%%

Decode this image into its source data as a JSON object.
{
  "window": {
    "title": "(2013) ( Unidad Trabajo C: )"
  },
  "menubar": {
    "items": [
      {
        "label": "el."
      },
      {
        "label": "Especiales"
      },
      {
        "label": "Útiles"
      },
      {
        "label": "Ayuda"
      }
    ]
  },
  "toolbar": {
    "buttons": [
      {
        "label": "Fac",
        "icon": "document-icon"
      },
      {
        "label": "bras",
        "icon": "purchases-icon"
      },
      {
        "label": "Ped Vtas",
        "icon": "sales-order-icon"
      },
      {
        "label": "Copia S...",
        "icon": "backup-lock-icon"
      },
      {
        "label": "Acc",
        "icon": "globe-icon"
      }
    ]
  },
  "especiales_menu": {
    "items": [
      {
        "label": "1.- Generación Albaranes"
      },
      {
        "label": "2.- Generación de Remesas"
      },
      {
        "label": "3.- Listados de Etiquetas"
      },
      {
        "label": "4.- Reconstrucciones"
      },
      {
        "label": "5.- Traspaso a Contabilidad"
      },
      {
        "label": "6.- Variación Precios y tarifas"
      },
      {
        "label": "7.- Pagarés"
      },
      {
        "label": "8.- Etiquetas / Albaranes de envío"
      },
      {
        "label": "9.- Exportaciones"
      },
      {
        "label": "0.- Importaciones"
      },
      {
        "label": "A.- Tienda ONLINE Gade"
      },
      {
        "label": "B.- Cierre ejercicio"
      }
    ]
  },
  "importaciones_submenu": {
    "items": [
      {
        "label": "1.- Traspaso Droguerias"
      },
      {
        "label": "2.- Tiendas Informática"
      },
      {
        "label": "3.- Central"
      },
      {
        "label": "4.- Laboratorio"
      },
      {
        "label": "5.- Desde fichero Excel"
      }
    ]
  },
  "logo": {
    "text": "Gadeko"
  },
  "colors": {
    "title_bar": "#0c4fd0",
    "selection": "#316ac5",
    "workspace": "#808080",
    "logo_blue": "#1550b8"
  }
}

%%

Write the listing out again, exactly as it reads.

## Task output
Decode this image into its source data as a JSON object.
{
  "window": {
    "title": "(2013) ( Unidad Trabajo C: )"
  },
  "menubar": {
    "items": [
      {
        "label": "el."
      },
      {
        "label": "Especiales"
      },
      {
        "label": "Útiles"
      },
      {
        "label": "Ayuda"
      }
    ]
  },
  "toolbar": {
    "buttons": [
      {
        "label": "Fac",
        "icon": "document-icon"
      },
      {
        "label": "bras",
        "icon": "purchases-icon"
      },
      {
        "label": "Ped Vtas",
        "icon": "sales-order-icon"
      },
      {
        "label": "Copia S...",
        "icon": "backup-lock-icon"
      },
      {
        "label": "Acc",
        "icon": "globe-icon"
      }
    ]
  },
  "especiales_menu": {
    "items": [
      {
        "label": "1.- Generación Albaranes"
      },
      {
        "label": "2.- Generación de Remesas"
      },
      {
        "label": "3.- Listados de Etiquetas"
      },
      {
        "label": "4.- Reconstrucciones"
      },
      {
        "label": "5.- Traspaso a Contabilidad"
      },
      {
        "label": "6.- Variación Precios y tarifas"
      },
      {
        "label": "7.- Pagarés"
      },
      {
        "label": "8.- Etiquetas / Albaranes de envío"
      },
      {
        "label": "9.- Exportaciones"
      },
      {
        "label": "0.- Importaciones"
      },
      {
        "label": "A.- Tienda ONLINE Gade"
      },
      {
        "label": "B.- Cierre ejercicio"
      }
    ]
  },
  "importaciones_submenu": {
    "items": [
      {
        "label": "1.- Traspaso Droguerias"
      },
      {
        "label": "2.- Tiendas Informática"
      },
      {
        "label": "3.- Central"
      },
      {
        "label": "4.- Laboratorio"
      },
      {
        "label": "5.- Desde fichero Excel"
      }
    ]
  },
  "logo": {
    "text": "Gadeko"
  },
  "colors": {
    "title_bar": "#0c4fd0",
    "selection": "#316ac5",
    "workspace": "#808080",
    "logo_blue": "#1550b8"
  }
}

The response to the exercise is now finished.